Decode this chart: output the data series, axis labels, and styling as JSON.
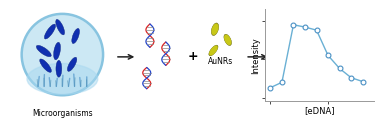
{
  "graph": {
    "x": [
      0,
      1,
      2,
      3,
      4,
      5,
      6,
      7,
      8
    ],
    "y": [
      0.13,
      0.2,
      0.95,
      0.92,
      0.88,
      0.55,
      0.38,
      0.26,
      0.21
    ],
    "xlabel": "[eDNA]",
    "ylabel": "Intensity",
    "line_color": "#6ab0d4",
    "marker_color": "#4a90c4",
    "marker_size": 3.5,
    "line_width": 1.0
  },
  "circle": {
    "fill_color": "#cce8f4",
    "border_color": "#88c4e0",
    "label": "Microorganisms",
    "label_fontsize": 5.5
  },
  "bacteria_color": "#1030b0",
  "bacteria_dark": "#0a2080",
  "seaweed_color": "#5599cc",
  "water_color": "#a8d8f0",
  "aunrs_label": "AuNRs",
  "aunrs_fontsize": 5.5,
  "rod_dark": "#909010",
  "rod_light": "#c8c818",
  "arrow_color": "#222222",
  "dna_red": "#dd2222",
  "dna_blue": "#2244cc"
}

# [Activity]
If the material above contains pictures, exclude them from an otherwise exact transcription.

# [Exercise response]
Decode this chart: output the data series, axis labels, and styling as JSON.
{
  "graph": {
    "x": [
      0,
      1,
      2,
      3,
      4,
      5,
      6,
      7,
      8
    ],
    "y": [
      0.13,
      0.2,
      0.95,
      0.92,
      0.88,
      0.55,
      0.38,
      0.26,
      0.21
    ],
    "xlabel": "[eDNA]",
    "ylabel": "Intensity",
    "line_color": "#6ab0d4",
    "marker_color": "#4a90c4",
    "marker_size": 3.5,
    "line_width": 1.0
  },
  "circle": {
    "fill_color": "#cce8f4",
    "border_color": "#88c4e0",
    "label": "Microorganisms",
    "label_fontsize": 5.5
  },
  "bacteria_color": "#1030b0",
  "bacteria_dark": "#0a2080",
  "seaweed_color": "#5599cc",
  "water_color": "#a8d8f0",
  "aunrs_label": "AuNRs",
  "aunrs_fontsize": 5.5,
  "rod_dark": "#909010",
  "rod_light": "#c8c818",
  "arrow_color": "#222222",
  "dna_red": "#dd2222",
  "dna_blue": "#2244cc"
}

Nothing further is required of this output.